-- Activity --
All of the data below should be output exactly as given.

-- Entries provided --

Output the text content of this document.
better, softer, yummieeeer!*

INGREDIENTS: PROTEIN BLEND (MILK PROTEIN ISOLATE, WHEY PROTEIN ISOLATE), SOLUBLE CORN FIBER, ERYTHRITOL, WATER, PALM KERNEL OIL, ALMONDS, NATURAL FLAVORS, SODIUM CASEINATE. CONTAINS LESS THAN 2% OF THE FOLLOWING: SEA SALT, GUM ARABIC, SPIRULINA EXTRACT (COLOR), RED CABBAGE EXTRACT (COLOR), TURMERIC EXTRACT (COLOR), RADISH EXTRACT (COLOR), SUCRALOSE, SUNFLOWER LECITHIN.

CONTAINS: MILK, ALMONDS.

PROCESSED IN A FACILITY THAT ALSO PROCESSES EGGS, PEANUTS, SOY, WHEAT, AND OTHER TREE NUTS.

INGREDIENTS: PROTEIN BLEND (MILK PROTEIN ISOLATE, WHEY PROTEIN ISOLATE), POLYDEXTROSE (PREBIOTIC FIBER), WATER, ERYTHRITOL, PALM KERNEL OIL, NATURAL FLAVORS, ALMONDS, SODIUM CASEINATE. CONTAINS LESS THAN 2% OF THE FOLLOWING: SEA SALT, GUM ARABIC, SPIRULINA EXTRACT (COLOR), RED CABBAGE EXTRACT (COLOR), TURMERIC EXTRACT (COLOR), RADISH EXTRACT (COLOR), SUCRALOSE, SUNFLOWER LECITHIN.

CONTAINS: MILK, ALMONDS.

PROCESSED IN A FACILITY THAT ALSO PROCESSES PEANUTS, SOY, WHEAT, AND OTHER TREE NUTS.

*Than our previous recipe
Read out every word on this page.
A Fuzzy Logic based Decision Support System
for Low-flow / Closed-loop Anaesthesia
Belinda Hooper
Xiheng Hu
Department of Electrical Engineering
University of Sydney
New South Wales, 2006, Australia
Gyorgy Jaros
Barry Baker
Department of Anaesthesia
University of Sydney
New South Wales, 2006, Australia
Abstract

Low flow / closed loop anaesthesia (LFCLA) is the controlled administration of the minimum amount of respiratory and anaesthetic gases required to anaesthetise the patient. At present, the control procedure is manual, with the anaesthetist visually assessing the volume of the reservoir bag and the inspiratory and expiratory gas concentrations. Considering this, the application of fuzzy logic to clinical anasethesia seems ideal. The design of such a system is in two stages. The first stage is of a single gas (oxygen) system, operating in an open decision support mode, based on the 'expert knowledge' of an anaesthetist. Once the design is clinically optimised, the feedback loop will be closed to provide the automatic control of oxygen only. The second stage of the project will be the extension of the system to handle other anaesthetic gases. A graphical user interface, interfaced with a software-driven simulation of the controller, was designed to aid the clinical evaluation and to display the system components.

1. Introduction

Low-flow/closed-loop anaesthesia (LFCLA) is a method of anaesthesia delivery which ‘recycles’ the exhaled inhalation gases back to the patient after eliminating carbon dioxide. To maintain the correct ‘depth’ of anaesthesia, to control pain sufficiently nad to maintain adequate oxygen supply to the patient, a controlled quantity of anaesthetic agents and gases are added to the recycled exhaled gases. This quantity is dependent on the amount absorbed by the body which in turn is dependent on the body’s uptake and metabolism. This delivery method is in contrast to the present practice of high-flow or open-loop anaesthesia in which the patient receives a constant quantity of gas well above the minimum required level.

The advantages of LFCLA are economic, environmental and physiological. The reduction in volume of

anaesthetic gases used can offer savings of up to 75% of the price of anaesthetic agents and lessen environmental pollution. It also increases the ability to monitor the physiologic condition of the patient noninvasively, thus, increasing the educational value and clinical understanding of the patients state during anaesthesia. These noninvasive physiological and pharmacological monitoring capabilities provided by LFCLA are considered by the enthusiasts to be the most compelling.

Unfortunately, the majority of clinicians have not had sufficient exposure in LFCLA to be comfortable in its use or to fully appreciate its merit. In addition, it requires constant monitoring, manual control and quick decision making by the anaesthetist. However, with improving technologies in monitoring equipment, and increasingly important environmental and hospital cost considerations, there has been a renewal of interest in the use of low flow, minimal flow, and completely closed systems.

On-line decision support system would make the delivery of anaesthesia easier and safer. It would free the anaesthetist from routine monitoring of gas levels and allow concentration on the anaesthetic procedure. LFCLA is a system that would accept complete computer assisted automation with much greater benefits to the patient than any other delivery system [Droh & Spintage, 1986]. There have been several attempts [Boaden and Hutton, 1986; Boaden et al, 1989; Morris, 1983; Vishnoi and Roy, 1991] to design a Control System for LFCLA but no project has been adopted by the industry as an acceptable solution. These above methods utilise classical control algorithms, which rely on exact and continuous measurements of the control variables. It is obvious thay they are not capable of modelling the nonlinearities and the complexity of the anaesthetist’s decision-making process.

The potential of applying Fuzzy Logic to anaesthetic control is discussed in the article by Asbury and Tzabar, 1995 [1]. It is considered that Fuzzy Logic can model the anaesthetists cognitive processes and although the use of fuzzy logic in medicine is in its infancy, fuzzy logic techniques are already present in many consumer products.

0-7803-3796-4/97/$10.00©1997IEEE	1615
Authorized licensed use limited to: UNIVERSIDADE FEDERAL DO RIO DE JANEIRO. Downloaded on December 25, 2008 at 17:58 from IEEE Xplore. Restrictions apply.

-- Answer for the task --
Output the text content of this document.
better, softer, yummieeeer!*

INGREDIENTS: PROTEIN BLEND (MILK PROTEIN ISOLATE, WHEY PROTEIN ISOLATE), SOLUBLE CORN FIBER, ERYTHRITOL, WATER, PALM KERNEL OIL, ALMONDS, NATURAL FLAVORS, SODIUM CASEINATE. CONTAINS LESS THAN 2% OF THE FOLLOWING: SEA SALT, GUM ARABIC, SPIRULINA EXTRACT (COLOR), RED CABBAGE EXTRACT (COLOR), TURMERIC EXTRACT (COLOR), RADISH EXTRACT (COLOR), SUCRALOSE, SUNFLOWER LECITHIN.

CONTAINS: MILK, ALMONDS.

PROCESSED IN A FACILITY THAT ALSO PROCESSES EGGS, PEANUTS, SOY, WHEAT, AND OTHER TREE NUTS.

INGREDIENTS: PROTEIN BLEND (MILK PROTEIN ISOLATE, WHEY PROTEIN ISOLATE), POLYDEXTROSE (PREBIOTIC FIBER), WATER, ERYTHRITOL, PALM KERNEL OIL, NATURAL FLAVORS, ALMONDS, SODIUM CASEINATE. CONTAINS LESS THAN 2% OF THE FOLLOWING: SEA SALT, GUM ARABIC, SPIRULINA EXTRACT (COLOR), RED CABBAGE EXTRACT (COLOR), TURMERIC EXTRACT (COLOR), RADISH EXTRACT (COLOR), SUCRALOSE, SUNFLOWER LECITHIN.

CONTAINS: MILK, ALMONDS.

PROCESSED IN A FACILITY THAT ALSO PROCESSES PEANUTS, SOY, WHEAT, AND OTHER TREE NUTS.

*Than our previous recipe
Read out every word on this page.
A Fuzzy Logic based Decision Support System
for Low-flow / Closed-loop Anaesthesia
Belinda Hooper
Xiheng Hu
Department of Electrical Engineering
University of Sydney
New South Wales, 2006, Australia
Gyorgy Jaros
Barry Baker
Department of Anaesthesia
University of Sydney
New South Wales, 2006, Australia
Abstract

Low flow / closed loop anaesthesia (LFCLA) is the controlled administration of the minimum amount of respiratory and anaesthetic gases required to anaesthetise the patient. At present, the control procedure is manual, with the anaesthetist visually assessing the volume of the reservoir bag and the inspiratory and expiratory gas concentrations. Considering this, the application of fuzzy logic to clinical anasethesia seems ideal. The design of such a system is in two stages. The first stage is of a single gas (oxygen) system, operating in an open decision support mode, based on the 'expert knowledge' of an anaesthetist. Once the design is clinically optimised, the feedback loop will be closed to provide the automatic control of oxygen only. The second stage of the project will be the extension of the system to handle other anaesthetic gases. A graphical user interface, interfaced with a software-driven simulation of the controller, was designed to aid the clinical evaluation and to display the system components.

1. Introduction

Low-flow/closed-loop anaesthesia (LFCLA) is a method of anaesthesia delivery which ‘recycles’ the exhaled inhalation gases back to the patient after eliminating carbon dioxide. To maintain the correct ‘depth’ of anaesthesia, to control pain sufficiently nad to maintain adequate oxygen supply to the patient, a controlled quantity of anaesthetic agents and gases are added to the recycled exhaled gases. This quantity is dependent on the amount absorbed by the body which in turn is dependent on the body’s uptake and metabolism. This delivery method is in contrast to the present practice of high-flow or open-loop anaesthesia in which the patient receives a constant quantity of gas well above the minimum required level.

The advantages of LFCLA are economic, environmental and physiological. The reduction in volume of

anaesthetic gases used can offer savings of up to 75% of the price of anaesthetic agents and lessen environmental pollution. It also increases the ability to monitor the physiologic condition of the patient noninvasively, thus, increasing the educational value and clinical understanding of the patients state during anaesthesia. These noninvasive physiological and pharmacological monitoring capabilities provided by LFCLA are considered by the enthusiasts to be the most compelling.

Unfortunately, the majority of clinicians have not had sufficient exposure in LFCLA to be comfortable in its use or to fully appreciate its merit. In addition, it requires constant monitoring, manual control and quick decision making by the anaesthetist. However, with improving technologies in monitoring equipment, and increasingly important environmental and hospital cost considerations, there has been a renewal of interest in the use of low flow, minimal flow, and completely closed systems.

On-line decision support system would make the delivery of anaesthesia easier and safer. It would free the anaesthetist from routine monitoring of gas levels and allow concentration on the anaesthetic procedure. LFCLA is a system that would accept complete computer assisted automation with much greater benefits to the patient than any other delivery system [Droh & Spintage, 1986]. There have been several attempts [Boaden and Hutton, 1986; Boaden et al, 1989; Morris, 1983; Vishnoi and Roy, 1991] to design a Control System for LFCLA but no project has been adopted by the industry as an acceptable solution. These above methods utilise classical control algorithms, which rely on exact and continuous measurements of the control variables. It is obvious thay they are not capable of modelling the nonlinearities and the complexity of the anaesthetist’s decision-making process.

The potential of applying Fuzzy Logic to anaesthetic control is discussed in the article by Asbury and Tzabar, 1995 [1]. It is considered that Fuzzy Logic can model the anaesthetists cognitive processes and although the use of fuzzy logic in medicine is in its infancy, fuzzy logic techniques are already present in many consumer products.

0-7803-3796-4/97/$10.00©1997IEEE	1615
Authorized licensed use limited to: UNIVERSIDADE FEDERAL DO RIO DE JANEIRO. Downloaded on December 25, 2008 at 17:58 from IEEE Xplore. Restrictions apply.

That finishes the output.